> [Exercise goal]
Pick out the lines in the listing below that contain the word "symbol" and copy them.
- - - -
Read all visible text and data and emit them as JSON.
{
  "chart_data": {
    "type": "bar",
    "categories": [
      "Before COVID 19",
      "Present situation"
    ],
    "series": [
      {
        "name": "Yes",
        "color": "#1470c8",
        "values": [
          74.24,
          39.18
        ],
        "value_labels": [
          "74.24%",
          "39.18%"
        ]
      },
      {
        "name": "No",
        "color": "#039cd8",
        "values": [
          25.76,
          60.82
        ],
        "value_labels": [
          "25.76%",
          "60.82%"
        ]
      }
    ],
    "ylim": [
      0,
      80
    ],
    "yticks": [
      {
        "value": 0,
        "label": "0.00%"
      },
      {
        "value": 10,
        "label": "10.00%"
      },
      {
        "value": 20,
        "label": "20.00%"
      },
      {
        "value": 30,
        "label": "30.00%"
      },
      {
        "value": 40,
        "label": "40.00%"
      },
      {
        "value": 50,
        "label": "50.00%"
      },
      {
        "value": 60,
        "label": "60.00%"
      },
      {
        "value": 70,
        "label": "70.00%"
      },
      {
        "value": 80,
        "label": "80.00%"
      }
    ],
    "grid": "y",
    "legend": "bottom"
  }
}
- - - -
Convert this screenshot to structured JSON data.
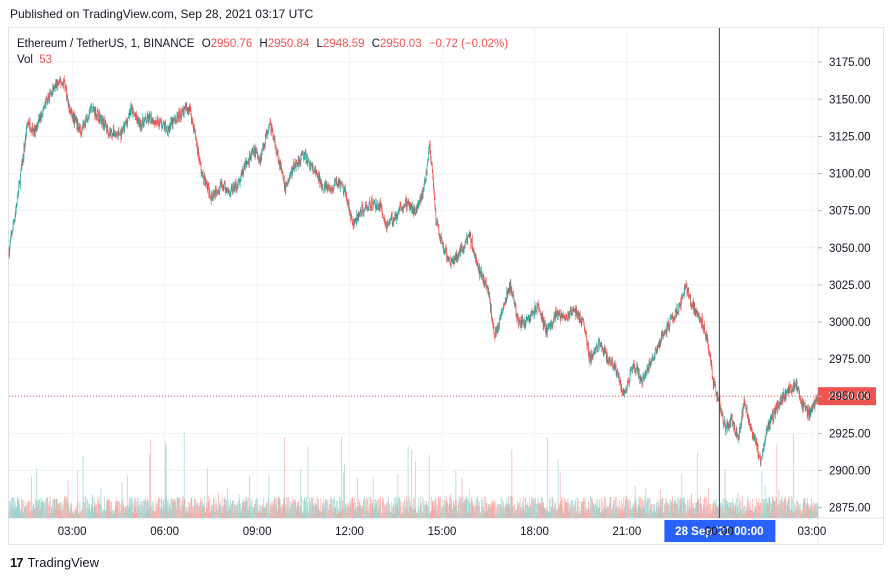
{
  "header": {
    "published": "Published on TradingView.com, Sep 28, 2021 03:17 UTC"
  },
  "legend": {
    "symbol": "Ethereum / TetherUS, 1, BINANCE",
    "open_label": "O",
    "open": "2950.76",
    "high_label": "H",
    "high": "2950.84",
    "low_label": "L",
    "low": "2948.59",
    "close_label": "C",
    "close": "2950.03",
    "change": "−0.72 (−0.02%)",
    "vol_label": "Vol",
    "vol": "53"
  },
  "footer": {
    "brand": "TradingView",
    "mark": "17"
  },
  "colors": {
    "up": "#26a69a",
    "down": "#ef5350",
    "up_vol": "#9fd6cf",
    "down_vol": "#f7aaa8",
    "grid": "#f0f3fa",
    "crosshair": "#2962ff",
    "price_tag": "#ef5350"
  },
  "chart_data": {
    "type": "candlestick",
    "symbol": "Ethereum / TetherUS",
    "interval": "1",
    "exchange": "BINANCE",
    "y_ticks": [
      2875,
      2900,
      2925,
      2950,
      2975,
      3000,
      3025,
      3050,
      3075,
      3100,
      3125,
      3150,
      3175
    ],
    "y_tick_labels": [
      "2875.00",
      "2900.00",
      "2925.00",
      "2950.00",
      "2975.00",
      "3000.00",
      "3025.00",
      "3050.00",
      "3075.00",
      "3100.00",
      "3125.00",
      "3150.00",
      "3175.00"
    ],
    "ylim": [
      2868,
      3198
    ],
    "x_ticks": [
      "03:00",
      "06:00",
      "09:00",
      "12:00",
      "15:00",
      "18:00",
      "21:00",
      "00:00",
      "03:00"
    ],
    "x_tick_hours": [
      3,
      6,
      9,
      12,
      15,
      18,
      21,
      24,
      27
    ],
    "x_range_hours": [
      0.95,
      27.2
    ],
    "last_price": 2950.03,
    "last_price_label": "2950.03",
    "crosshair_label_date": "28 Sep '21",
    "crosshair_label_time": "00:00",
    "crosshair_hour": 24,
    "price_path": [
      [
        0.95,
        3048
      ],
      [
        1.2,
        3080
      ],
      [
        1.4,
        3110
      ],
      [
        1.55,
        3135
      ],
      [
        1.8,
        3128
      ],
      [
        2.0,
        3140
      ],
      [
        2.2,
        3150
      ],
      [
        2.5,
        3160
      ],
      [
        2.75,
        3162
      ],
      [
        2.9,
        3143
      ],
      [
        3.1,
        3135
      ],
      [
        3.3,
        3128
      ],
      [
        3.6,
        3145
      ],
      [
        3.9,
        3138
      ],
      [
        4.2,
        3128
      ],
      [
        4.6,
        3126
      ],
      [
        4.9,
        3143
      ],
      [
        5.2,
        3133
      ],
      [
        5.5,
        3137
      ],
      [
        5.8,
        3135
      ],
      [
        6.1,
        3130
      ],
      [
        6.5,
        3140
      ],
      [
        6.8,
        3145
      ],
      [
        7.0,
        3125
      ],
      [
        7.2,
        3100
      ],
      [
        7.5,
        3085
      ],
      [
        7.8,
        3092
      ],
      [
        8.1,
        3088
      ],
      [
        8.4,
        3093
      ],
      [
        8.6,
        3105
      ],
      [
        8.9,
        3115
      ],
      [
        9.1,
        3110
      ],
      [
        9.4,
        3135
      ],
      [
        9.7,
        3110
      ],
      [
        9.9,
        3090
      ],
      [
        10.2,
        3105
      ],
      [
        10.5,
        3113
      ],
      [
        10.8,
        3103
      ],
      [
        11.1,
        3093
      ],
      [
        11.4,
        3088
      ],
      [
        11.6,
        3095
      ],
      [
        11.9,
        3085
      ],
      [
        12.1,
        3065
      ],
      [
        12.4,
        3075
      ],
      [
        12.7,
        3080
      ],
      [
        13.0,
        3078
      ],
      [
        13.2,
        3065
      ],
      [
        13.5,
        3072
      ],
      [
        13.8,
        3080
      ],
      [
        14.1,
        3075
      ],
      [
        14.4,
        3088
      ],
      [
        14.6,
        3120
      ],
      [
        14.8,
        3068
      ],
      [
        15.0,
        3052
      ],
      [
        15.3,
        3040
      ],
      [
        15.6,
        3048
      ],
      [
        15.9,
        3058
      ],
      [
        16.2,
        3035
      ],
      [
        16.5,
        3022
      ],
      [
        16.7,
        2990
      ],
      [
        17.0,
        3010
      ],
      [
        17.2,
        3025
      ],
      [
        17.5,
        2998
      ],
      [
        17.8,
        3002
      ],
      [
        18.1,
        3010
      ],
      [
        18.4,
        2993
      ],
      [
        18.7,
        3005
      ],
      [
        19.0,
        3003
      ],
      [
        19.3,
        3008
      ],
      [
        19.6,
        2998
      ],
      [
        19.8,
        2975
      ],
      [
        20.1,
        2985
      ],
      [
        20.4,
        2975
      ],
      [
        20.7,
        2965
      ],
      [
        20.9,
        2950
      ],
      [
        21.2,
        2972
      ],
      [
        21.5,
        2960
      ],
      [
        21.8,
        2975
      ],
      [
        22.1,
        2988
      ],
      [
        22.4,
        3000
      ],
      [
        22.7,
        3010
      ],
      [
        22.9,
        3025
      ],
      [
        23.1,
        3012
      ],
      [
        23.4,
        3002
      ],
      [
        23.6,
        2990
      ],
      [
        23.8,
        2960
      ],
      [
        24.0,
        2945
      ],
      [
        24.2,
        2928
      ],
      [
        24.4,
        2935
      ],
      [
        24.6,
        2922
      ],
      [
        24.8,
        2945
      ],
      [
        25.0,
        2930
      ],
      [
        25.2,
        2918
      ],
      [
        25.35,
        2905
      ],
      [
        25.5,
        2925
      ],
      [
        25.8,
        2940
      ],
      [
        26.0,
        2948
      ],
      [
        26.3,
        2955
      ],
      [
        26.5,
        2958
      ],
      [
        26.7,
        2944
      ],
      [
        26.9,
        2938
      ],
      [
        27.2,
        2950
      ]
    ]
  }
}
- - - -
> [Solution]
    "symbol": "Ethereum / TetherUS, 1, BINANCE",
    "symbol": "Ethereum / TetherUS",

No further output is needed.